Task instructions: Pick out the lines containing "Services".

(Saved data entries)
-- START --
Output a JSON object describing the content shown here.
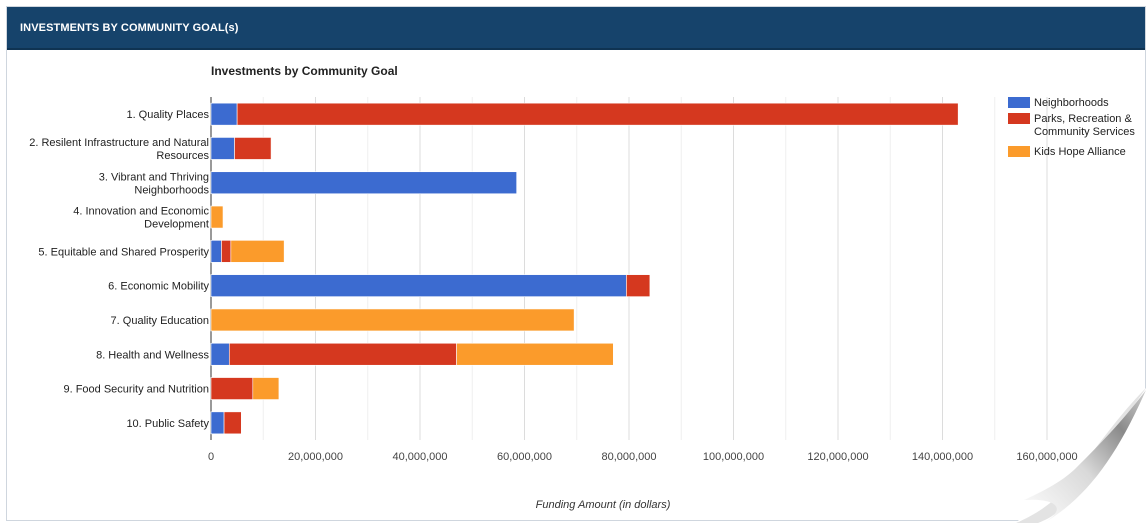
{
  "panel": {
    "title": "INVESTMENTS BY COMMUNITY GOAL(s)"
  },
  "chart_data": {
    "type": "bar",
    "orientation": "horizontal",
    "stacked": true,
    "title": "Investments by Community Goal",
    "xlabel": "Funding Amount (in dollars)",
    "ylabel": "",
    "xlim": [
      0,
      160000000
    ],
    "xticks": [
      0,
      20000000,
      40000000,
      60000000,
      80000000,
      100000000,
      120000000,
      140000000,
      160000000
    ],
    "xtick_labels": [
      "0",
      "20,000,000",
      "40,000,000",
      "60,000,000",
      "80,000,000",
      "100,000,000",
      "120,000,000",
      "140,000,000",
      "160,000,000"
    ],
    "grid": true,
    "legend_position": "right",
    "categories": [
      [
        "1. Quality Places"
      ],
      [
        "2. Resilent Infrastructure and Natural",
        "Resources"
      ],
      [
        "3. Vibrant and Thriving",
        "Neighborhoods"
      ],
      [
        "4. Innovation and Economic",
        "Development"
      ],
      [
        "5. Equitable and Shared Prosperity"
      ],
      [
        "6. Economic Mobility"
      ],
      [
        "7. Quality Education"
      ],
      [
        "8. Health and Wellness"
      ],
      [
        "9. Food Security and Nutrition"
      ],
      [
        "10. Public Safety"
      ]
    ],
    "series": [
      {
        "name": "Neighborhoods",
        "legend_lines": [
          "Neighborhoods"
        ],
        "color": "#3c6bd0",
        "values": [
          5000000,
          4500000,
          58500000,
          0,
          2000000,
          79500000,
          0,
          3500000,
          0,
          2500000
        ]
      },
      {
        "name": "Parks, Recreation & Community Services",
        "legend_lines": [
          "Parks, Recreation &",
          "Community Services"
        ],
        "color": "#d5381f",
        "values": [
          138000000,
          7000000,
          0,
          0,
          1800000,
          4500000,
          0,
          43500000,
          8000000,
          3300000
        ]
      },
      {
        "name": "Kids Hope Alliance",
        "legend_lines": [
          "Kids Hope Alliance"
        ],
        "color": "#fb9b2b",
        "values": [
          0,
          0,
          0,
          2300000,
          10200000,
          0,
          69500000,
          30000000,
          5000000,
          0
        ]
      }
    ]
  }
}
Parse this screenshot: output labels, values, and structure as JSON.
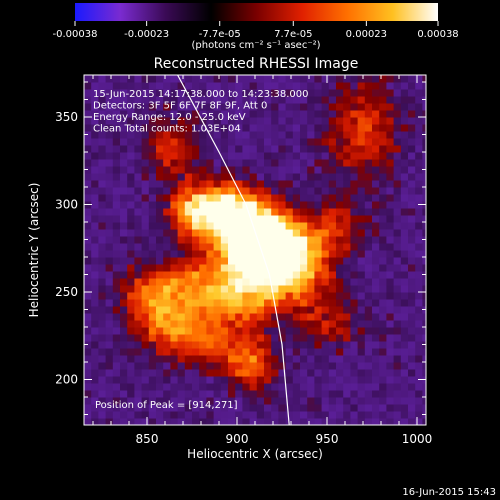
{
  "colorbar": {
    "ticks": [
      {
        "value": -0.00038,
        "label": "-0.00038"
      },
      {
        "value": -0.00023,
        "label": "-0.00023"
      },
      {
        "value": -7.7e-05,
        "label": "-7.7e-05"
      },
      {
        "value": 7.7e-05,
        "label": "7.7e-05"
      },
      {
        "value": 0.00023,
        "label": "0.00023"
      },
      {
        "value": 0.00038,
        "label": "0.00038"
      }
    ],
    "range": [
      -0.00038,
      0.00038
    ],
    "units_label": "(photons cm⁻² s⁻¹ asec⁻²)",
    "colors": [
      "#1a1aff",
      "#7a2bd0",
      "#3a0a55",
      "#000000",
      "#7a0000",
      "#e02000",
      "#ff7000",
      "#ffc020",
      "#ffffff"
    ]
  },
  "chart_data": {
    "type": "heatmap",
    "title": "Reconstructed RHESSI Image",
    "xlabel": "Heliocentric X (arcsec)",
    "ylabel": "Heliocentric Y (arcsec)",
    "xlim": [
      815,
      1005
    ],
    "ylim": [
      174,
      374
    ],
    "x_ticks": [
      850,
      900,
      950,
      1000
    ],
    "y_ticks": [
      200,
      250,
      300,
      350
    ],
    "annotations": [
      "15-Jun-2015 14:17:38.000 to 14:23:38.000",
      "Detectors: 3F 5F 6F 7F 8F 9F, Att 0",
      "Energy Range: 12.0 - 25.0 keV",
      "Clean     Total counts: 1.03E+04"
    ],
    "peak_label": "Position of Peak = [914,271]",
    "peak": [
      914,
      271
    ],
    "limb_curve": [
      [
        867,
        374
      ],
      [
        890,
        330
      ],
      [
        905,
        300
      ],
      [
        918,
        260
      ],
      [
        925,
        220
      ],
      [
        929,
        174
      ]
    ],
    "emission_blobs": [
      {
        "x": 914,
        "y": 271,
        "sx": 14,
        "sy": 14,
        "amp": 1.0
      },
      {
        "x": 902,
        "y": 283,
        "sx": 16,
        "sy": 12,
        "amp": 0.6
      },
      {
        "x": 890,
        "y": 298,
        "sx": 14,
        "sy": 10,
        "amp": 0.55
      },
      {
        "x": 873,
        "y": 293,
        "sx": 10,
        "sy": 10,
        "amp": 0.4
      },
      {
        "x": 935,
        "y": 263,
        "sx": 12,
        "sy": 16,
        "amp": 0.45
      },
      {
        "x": 900,
        "y": 245,
        "sx": 16,
        "sy": 12,
        "amp": 0.45
      },
      {
        "x": 875,
        "y": 250,
        "sx": 14,
        "sy": 12,
        "amp": 0.4
      },
      {
        "x": 850,
        "y": 248,
        "sx": 12,
        "sy": 10,
        "amp": 0.4
      },
      {
        "x": 857,
        "y": 228,
        "sx": 12,
        "sy": 10,
        "amp": 0.35
      },
      {
        "x": 905,
        "y": 207,
        "sx": 10,
        "sy": 10,
        "amp": 0.45
      },
      {
        "x": 880,
        "y": 220,
        "sx": 14,
        "sy": 10,
        "amp": 0.35
      },
      {
        "x": 955,
        "y": 285,
        "sx": 10,
        "sy": 10,
        "amp": 0.3
      },
      {
        "x": 968,
        "y": 340,
        "sx": 14,
        "sy": 20,
        "amp": 0.35
      },
      {
        "x": 862,
        "y": 330,
        "sx": 10,
        "sy": 12,
        "amp": 0.35
      },
      {
        "x": 950,
        "y": 230,
        "sx": 12,
        "sy": 10,
        "amp": 0.25
      }
    ],
    "grid": false
  },
  "footer": {
    "timestamp": "16-Jun-2015 15:43"
  }
}
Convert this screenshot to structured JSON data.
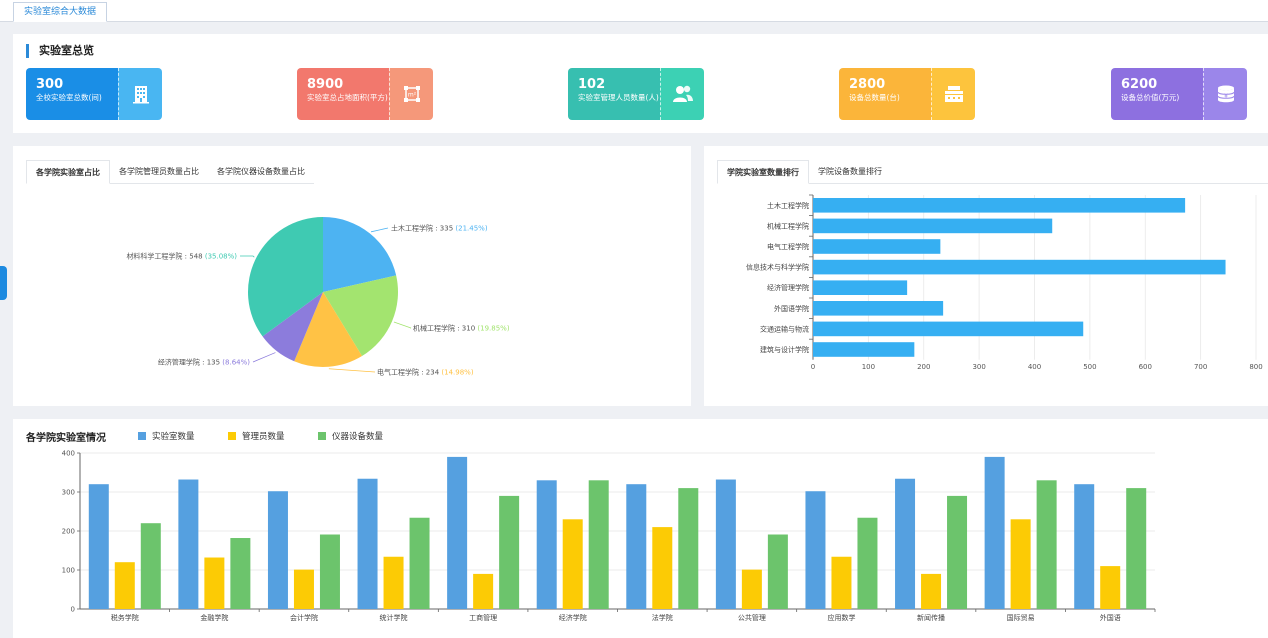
{
  "top_tab": "实验室综合大数据",
  "overview": {
    "title": "实验室总览",
    "stats": [
      {
        "value": "300",
        "label": "全校实验室总数(间)",
        "icon": "building-icon",
        "c1": "#1a8ee6",
        "c2": "#49b6f2"
      },
      {
        "value": "8900",
        "label": "实验室总占地面积(平方)",
        "icon": "area-icon",
        "c1": "#f2786d",
        "c2": "#f5987a"
      },
      {
        "value": "102",
        "label": "实验室管理人员数量(人)",
        "icon": "users-icon",
        "c1": "#37bfb0",
        "c2": "#3cd1b4"
      },
      {
        "value": "2800",
        "label": "设备总数量(台)",
        "icon": "device-icon",
        "c1": "#fbb53a",
        "c2": "#fdc43d"
      },
      {
        "value": "6200",
        "label": "设备总价值(万元)",
        "icon": "coins-icon",
        "c1": "#8d70e0",
        "c2": "#9b86ea"
      }
    ]
  },
  "pie_panel": {
    "tabs": [
      "各学院实验室占比",
      "各学院管理员数量占比",
      "各学院仪器设备数量占比"
    ]
  },
  "bar_panel": {
    "tabs": [
      "学院实验室数量排行",
      "学院设备数量排行"
    ]
  },
  "bottom_panel": {
    "title": "各学院实验室情况",
    "legend": [
      "实验室数量",
      "管理员数量",
      "仪器设备数量"
    ]
  },
  "chart_data": [
    {
      "type": "pie",
      "slices": [
        {
          "name": "土木工程学院",
          "value": 335,
          "percent": "21.45%",
          "color": "#4db3f2"
        },
        {
          "name": "机械工程学院",
          "value": 310,
          "percent": "19.85%",
          "color": "#a3e46f"
        },
        {
          "name": "电气工程学院",
          "value": 234,
          "percent": "14.98%",
          "color": "#ffc245"
        },
        {
          "name": "经济管理学院",
          "value": 135,
          "percent": "8.64%",
          "color": "#8c7cdc"
        },
        {
          "name": "材料科学工程学院",
          "value": 548,
          "percent": "35.08%",
          "color": "#3fcab2"
        }
      ]
    },
    {
      "type": "bar",
      "orientation": "horizontal",
      "categories": [
        "土木工程学院",
        "机械工程学院",
        "电气工程学院",
        "信息技术与科学学院",
        "经济管理学院",
        "外国语学院",
        "交通运输与物流",
        "建筑与设计学院"
      ],
      "values": [
        672,
        432,
        230,
        745,
        170,
        235,
        488,
        183
      ],
      "xlim": [
        0,
        800
      ],
      "xticks": [
        0,
        100,
        200,
        300,
        400,
        500,
        600,
        700,
        800
      ],
      "color": "#36aff2"
    },
    {
      "type": "bar",
      "categories": [
        "税务学院",
        "金融学院",
        "会计学院",
        "统计学院",
        "工商管理",
        "经济学院",
        "法学院",
        "公共管理",
        "应用数学",
        "新闻传播",
        "国际贸易",
        "外国语"
      ],
      "series": [
        {
          "name": "实验室数量",
          "color": "#55a0e0",
          "values": [
            320,
            332,
            302,
            334,
            390,
            330,
            320,
            332,
            302,
            334,
            390,
            320
          ]
        },
        {
          "name": "管理员数量",
          "color": "#fccb05",
          "values": [
            120,
            132,
            101,
            134,
            90,
            230,
            210,
            101,
            134,
            90,
            230,
            110
          ]
        },
        {
          "name": "仪器设备数量",
          "color": "#6cc46c",
          "values": [
            220,
            182,
            191,
            234,
            290,
            330,
            310,
            191,
            234,
            290,
            330,
            310
          ]
        }
      ],
      "ylim": [
        0,
        400
      ],
      "yticks": [
        0,
        100,
        200,
        300,
        400
      ]
    }
  ]
}
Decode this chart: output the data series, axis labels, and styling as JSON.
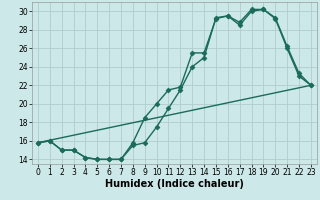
{
  "xlabel": "Humidex (Indice chaleur)",
  "xlim": [
    -0.5,
    23.5
  ],
  "ylim": [
    13.5,
    31.0
  ],
  "xticks": [
    0,
    1,
    2,
    3,
    4,
    5,
    6,
    7,
    8,
    9,
    10,
    11,
    12,
    13,
    14,
    15,
    16,
    17,
    18,
    19,
    20,
    21,
    22,
    23
  ],
  "yticks": [
    14,
    16,
    18,
    20,
    22,
    24,
    26,
    28,
    30
  ],
  "bg_color": "#cce8e8",
  "grid_color": "#b0cccc",
  "line_color": "#1a6b5a",
  "line1_x": [
    0,
    1,
    2,
    3,
    4,
    5,
    6,
    7,
    8,
    9,
    10,
    11,
    12,
    13,
    14,
    15,
    16,
    17,
    18,
    19,
    20,
    21,
    22,
    23
  ],
  "line1_y": [
    15.8,
    16.0,
    15.0,
    15.0,
    14.2,
    14.0,
    14.0,
    14.0,
    15.8,
    18.5,
    20.0,
    21.5,
    21.8,
    25.5,
    25.5,
    29.2,
    29.5,
    28.8,
    30.2,
    30.2,
    29.3,
    26.2,
    23.3,
    22.0
  ],
  "line2_x": [
    0,
    1,
    2,
    3,
    4,
    5,
    6,
    7,
    8,
    9,
    10,
    11,
    12,
    13,
    14,
    15,
    16,
    17,
    18,
    19,
    20,
    21,
    22,
    23
  ],
  "line2_y": [
    15.8,
    16.0,
    15.0,
    15.0,
    14.2,
    14.0,
    14.0,
    14.0,
    15.5,
    15.8,
    17.5,
    19.5,
    21.5,
    24.0,
    25.0,
    29.3,
    29.5,
    28.5,
    30.0,
    30.2,
    29.2,
    26.0,
    23.0,
    22.0
  ],
  "line3_x": [
    0,
    23
  ],
  "line3_y": [
    15.8,
    22.0
  ],
  "marker_size": 2.5,
  "linewidth": 1.0,
  "xlabel_fontsize": 7,
  "tick_fontsize": 5.5
}
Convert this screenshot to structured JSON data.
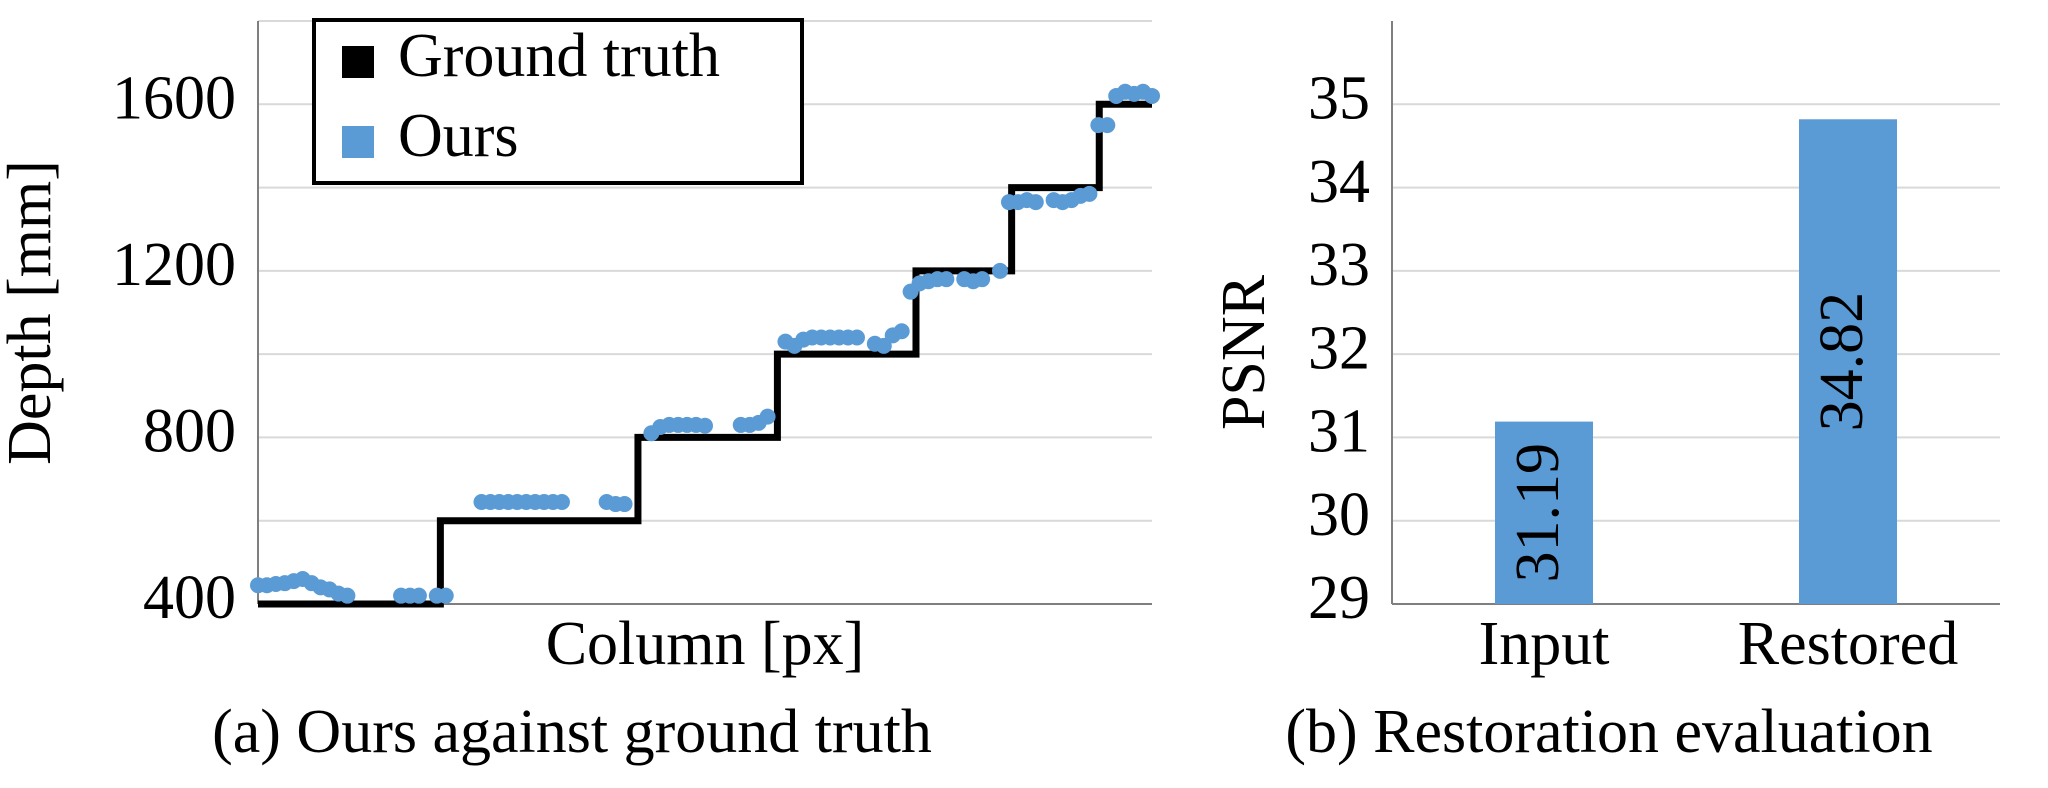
{
  "chart_data": [
    {
      "type": "line",
      "xlabel": "Column [px]",
      "ylabel": "Depth [mm]",
      "caption": "(a) Ours against ground truth",
      "xlim": [
        0,
        100
      ],
      "ylim": [
        400,
        1800
      ],
      "yticks": [
        400,
        800,
        1200,
        1600
      ],
      "minor_grid": [
        600,
        1000,
        1400,
        1800
      ],
      "grid": true,
      "legend": "upper left",
      "series": [
        {
          "name": "Ground truth",
          "color": "#000000",
          "mode": "line",
          "x": [
            0,
            20.4,
            20.4,
            42.5,
            42.5,
            58.1,
            58.1,
            73.6,
            73.6,
            84.3,
            84.3,
            94.1,
            94.1,
            100
          ],
          "values": [
            400,
            400,
            600,
            600,
            800,
            800,
            1000,
            1000,
            1200,
            1200,
            1400,
            1400,
            1600,
            1600
          ]
        },
        {
          "name": "Ours",
          "color": "#5b9bd5",
          "mode": "markers",
          "x": [
            0,
            1,
            2,
            3,
            4,
            5,
            6,
            7,
            8,
            9,
            10,
            16,
            17,
            18,
            20,
            21,
            25,
            26,
            27,
            28,
            29,
            30,
            31,
            32,
            33,
            34,
            39,
            40,
            41,
            44,
            45,
            46,
            47,
            48,
            49,
            50,
            54,
            55,
            56,
            57,
            59,
            60,
            61,
            62,
            63,
            64,
            65,
            66,
            67,
            69,
            70,
            71,
            72,
            73,
            74,
            75,
            76,
            77,
            79,
            80,
            81,
            83,
            84,
            85,
            86,
            87,
            89,
            90,
            91,
            92,
            93,
            94,
            95,
            96,
            97,
            98,
            99,
            100
          ],
          "values": [
            445,
            445,
            448,
            450,
            455,
            460,
            450,
            440,
            435,
            425,
            420,
            420,
            420,
            420,
            420,
            420,
            645,
            645,
            645,
            645,
            645,
            645,
            645,
            645,
            645,
            645,
            645,
            640,
            640,
            810,
            825,
            830,
            830,
            830,
            830,
            828,
            830,
            830,
            835,
            850,
            1030,
            1020,
            1035,
            1040,
            1040,
            1040,
            1040,
            1040,
            1040,
            1025,
            1020,
            1045,
            1055,
            1150,
            1170,
            1175,
            1180,
            1180,
            1180,
            1175,
            1180,
            1200,
            1365,
            1365,
            1370,
            1365,
            1370,
            1365,
            1370,
            1380,
            1385,
            1550,
            1550,
            1620,
            1630,
            1625,
            1630,
            1620
          ]
        }
      ]
    },
    {
      "type": "bar",
      "ylabel": "PSNR",
      "caption": "(b) Restoration evaluation",
      "categories": [
        "Input",
        "Restored"
      ],
      "values": [
        31.19,
        34.82
      ],
      "color": "#5b9bd5",
      "ylim": [
        29,
        36
      ],
      "yticks": [
        29,
        30,
        31,
        32,
        33,
        34,
        35
      ],
      "grid": true
    }
  ]
}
-- END --
Answer to the task:
        "name": "Parks, Recreation & Community Services",
          "Community Services"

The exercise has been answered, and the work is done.